* _Directions_
Copy the listing below in full and skip every picture.
─── The input ───
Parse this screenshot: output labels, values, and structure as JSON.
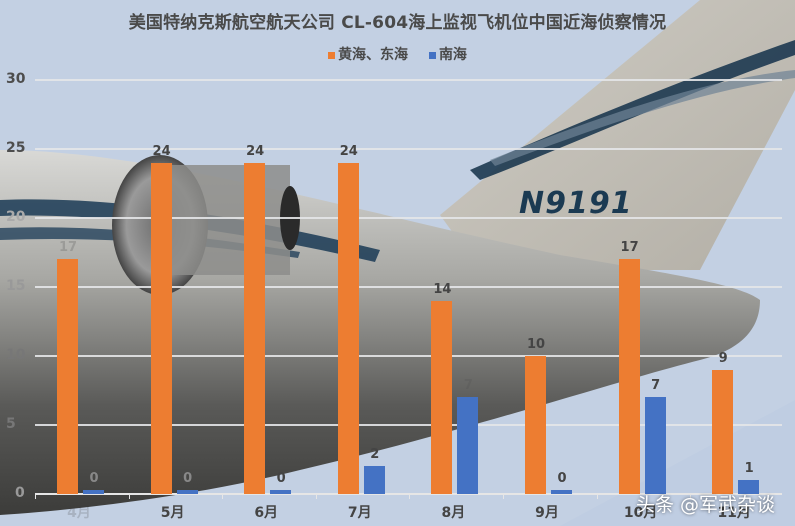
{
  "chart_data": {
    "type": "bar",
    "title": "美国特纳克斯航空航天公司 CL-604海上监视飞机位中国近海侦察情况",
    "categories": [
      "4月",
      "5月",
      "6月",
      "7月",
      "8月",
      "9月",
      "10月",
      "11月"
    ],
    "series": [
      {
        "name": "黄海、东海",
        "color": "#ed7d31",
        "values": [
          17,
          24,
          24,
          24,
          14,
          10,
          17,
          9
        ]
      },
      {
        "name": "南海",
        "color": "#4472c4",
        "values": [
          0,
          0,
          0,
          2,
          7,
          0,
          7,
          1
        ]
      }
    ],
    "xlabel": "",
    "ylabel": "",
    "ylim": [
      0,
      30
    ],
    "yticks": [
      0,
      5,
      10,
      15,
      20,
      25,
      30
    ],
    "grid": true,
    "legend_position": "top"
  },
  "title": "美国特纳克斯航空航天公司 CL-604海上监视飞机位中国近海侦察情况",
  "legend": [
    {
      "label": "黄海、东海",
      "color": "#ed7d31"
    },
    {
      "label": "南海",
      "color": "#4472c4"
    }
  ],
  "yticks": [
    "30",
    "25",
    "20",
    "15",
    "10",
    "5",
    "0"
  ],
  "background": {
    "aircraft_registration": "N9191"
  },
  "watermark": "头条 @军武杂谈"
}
───
* _Output of the task_
Parse this screenshot: output labels, values, and structure as JSON.
{
  "chart_data": {
    "type": "bar",
    "title": "美国特纳克斯航空航天公司 CL-604海上监视飞机位中国近海侦察情况",
    "categories": [
      "4月",
      "5月",
      "6月",
      "7月",
      "8月",
      "9月",
      "10月",
      "11月"
    ],
    "series": [
      {
        "name": "黄海、东海",
        "color": "#ed7d31",
        "values": [
          17,
          24,
          24,
          24,
          14,
          10,
          17,
          9
        ]
      },
      {
        "name": "南海",
        "color": "#4472c4",
        "values": [
          0,
          0,
          0,
          2,
          7,
          0,
          7,
          1
        ]
      }
    ],
    "xlabel": "",
    "ylabel": "",
    "ylim": [
      0,
      30
    ],
    "yticks": [
      0,
      5,
      10,
      15,
      20,
      25,
      30
    ],
    "grid": true,
    "legend_position": "top"
  },
  "title": "美国特纳克斯航空航天公司 CL-604海上监视飞机位中国近海侦察情况",
  "legend": [
    {
      "label": "黄海、东海",
      "color": "#ed7d31"
    },
    {
      "label": "南海",
      "color": "#4472c4"
    }
  ],
  "yticks": [
    "30",
    "25",
    "20",
    "15",
    "10",
    "5",
    "0"
  ],
  "background": {
    "aircraft_registration": "N9191"
  },
  "watermark": "头条 @军武杂谈"
}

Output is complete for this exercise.